<<<<

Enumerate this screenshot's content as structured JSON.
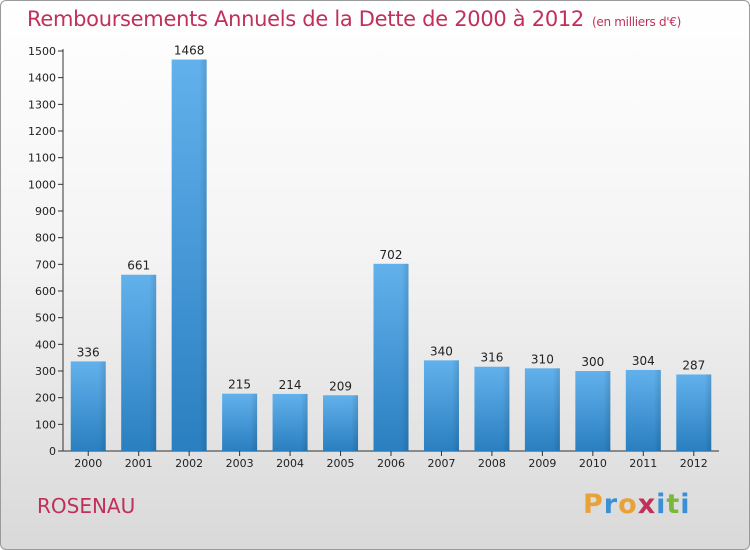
{
  "header": {
    "title": "Remboursements Annuels de la Dette de 2000 à 2012",
    "unit": "(en milliers d'€)"
  },
  "footer": {
    "commune": "ROSENAU",
    "brand": "Proxiti",
    "brand_letters": [
      "P",
      "r",
      "o",
      "x",
      "i",
      "t",
      "i"
    ],
    "brand_colors": [
      "#e8a23a",
      "#3a8fd6",
      "#e8a23a",
      "#c0305a",
      "#3a8fd6",
      "#7bb83a",
      "#3a8fd6"
    ]
  },
  "colors": {
    "bar_light": "#62b1ec",
    "bar_dark": "#2a7fc0",
    "axis": "#333333",
    "gridline": "#cccccc"
  },
  "chart_data": {
    "type": "bar",
    "categories": [
      "2000",
      "2001",
      "2002",
      "2003",
      "2004",
      "2005",
      "2006",
      "2007",
      "2008",
      "2009",
      "2010",
      "2011",
      "2012"
    ],
    "values": [
      336,
      661,
      1468,
      215,
      214,
      209,
      702,
      340,
      316,
      310,
      300,
      304,
      287
    ],
    "data_labels": [
      "336",
      "661",
      "1468",
      "215",
      "214",
      "209",
      "702",
      "340",
      "316",
      "310",
      "300",
      "304",
      "287"
    ],
    "ylim": [
      0,
      1500
    ],
    "y_ticks": [
      0,
      100,
      200,
      300,
      400,
      500,
      600,
      700,
      800,
      900,
      1000,
      1100,
      1200,
      1300,
      1400,
      1500
    ],
    "grid": false,
    "legend": "none"
  }
}
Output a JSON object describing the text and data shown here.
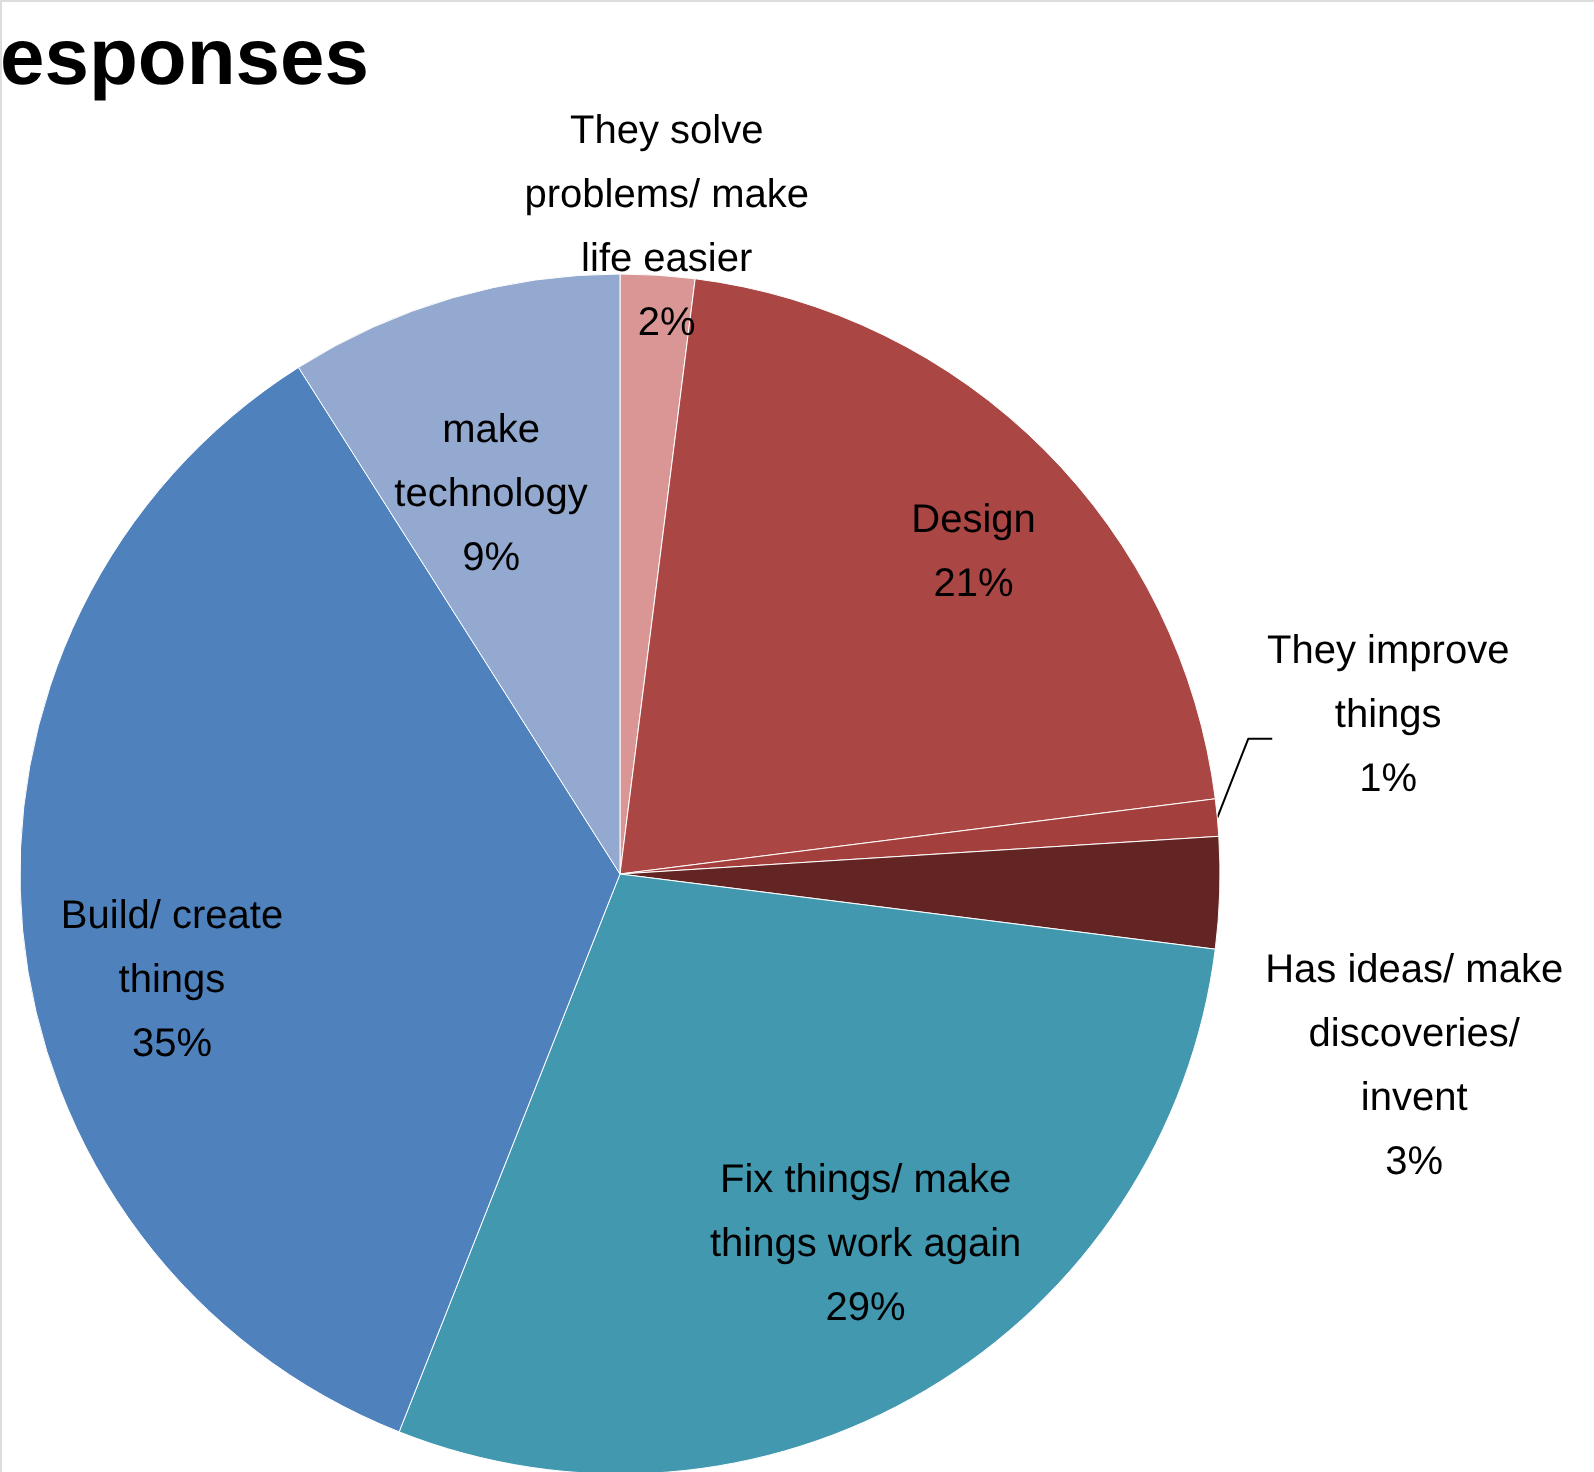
{
  "chart_data": {
    "type": "pie",
    "title": "esponses",
    "categories": [
      "They  solve problems/ make life easier",
      "Design",
      "They improve things",
      "Has ideas/ make discoveries/ invent",
      "Fix things/ make things work again",
      "Build/ create things",
      "make technology"
    ],
    "values": [
      2,
      21,
      1,
      3,
      29,
      35,
      9
    ],
    "value_labels": [
      "2%",
      "21%",
      "1%",
      "3%",
      "29%",
      "35%",
      "9%"
    ],
    "colors": [
      "#d99694",
      "#aa4643",
      "#a33f3c",
      "#632523",
      "#4198af",
      "#4f81bd",
      "#93a9cf"
    ]
  }
}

>>>>

PROBLEM DETAILS:
All of the records above must be copied exactly, except for the pictures.

WRITTEN REPLY:
Enumerate this screenshot's content as structured JSON.
{
  "header": {
    "title": "Remboursements Annuels de la Dette de 2000 à 2012",
    "unit": "(en milliers d'€)"
  },
  "footer": {
    "commune": "ROSENAU",
    "brand": "Proxiti",
    "brand_letters": [
      "P",
      "r",
      "o",
      "x",
      "i",
      "t",
      "i"
    ],
    "brand_colors": [
      "#e8a23a",
      "#3a8fd6",
      "#e8a23a",
      "#c0305a",
      "#3a8fd6",
      "#7bb83a",
      "#3a8fd6"
    ]
  },
  "colors": {
    "bar_light": "#62b1ec",
    "bar_dark": "#2a7fc0",
    "axis": "#333333",
    "gridline": "#cccccc"
  },
  "chart_data": {
    "type": "bar",
    "categories": [
      "2000",
      "2001",
      "2002",
      "2003",
      "2004",
      "2005",
      "2006",
      "2007",
      "2008",
      "2009",
      "2010",
      "2011",
      "2012"
    ],
    "values": [
      336,
      661,
      1468,
      215,
      214,
      209,
      702,
      340,
      316,
      310,
      300,
      304,
      287
    ],
    "data_labels": [
      "336",
      "661",
      "1468",
      "215",
      "214",
      "209",
      "702",
      "340",
      "316",
      "310",
      "300",
      "304",
      "287"
    ],
    "ylim": [
      0,
      1500
    ],
    "y_ticks": [
      0,
      100,
      200,
      300,
      400,
      500,
      600,
      700,
      800,
      900,
      1000,
      1100,
      1200,
      1300,
      1400,
      1500
    ],
    "grid": false,
    "legend": "none"
  }
}
Output a JSON object describing the text and data shown here.
{
  "chart_data": {
    "type": "pie",
    "title": "esponses",
    "categories": [
      "They  solve problems/ make life easier",
      "Design",
      "They improve things",
      "Has ideas/ make discoveries/ invent",
      "Fix things/ make things work again",
      "Build/ create things",
      "make technology"
    ],
    "values": [
      2,
      21,
      1,
      3,
      29,
      35,
      9
    ],
    "value_labels": [
      "2%",
      "21%",
      "1%",
      "3%",
      "29%",
      "35%",
      "9%"
    ],
    "colors": [
      "#d99694",
      "#aa4643",
      "#a33f3c",
      "#632523",
      "#4198af",
      "#4f81bd",
      "#93a9cf"
    ]
  }
}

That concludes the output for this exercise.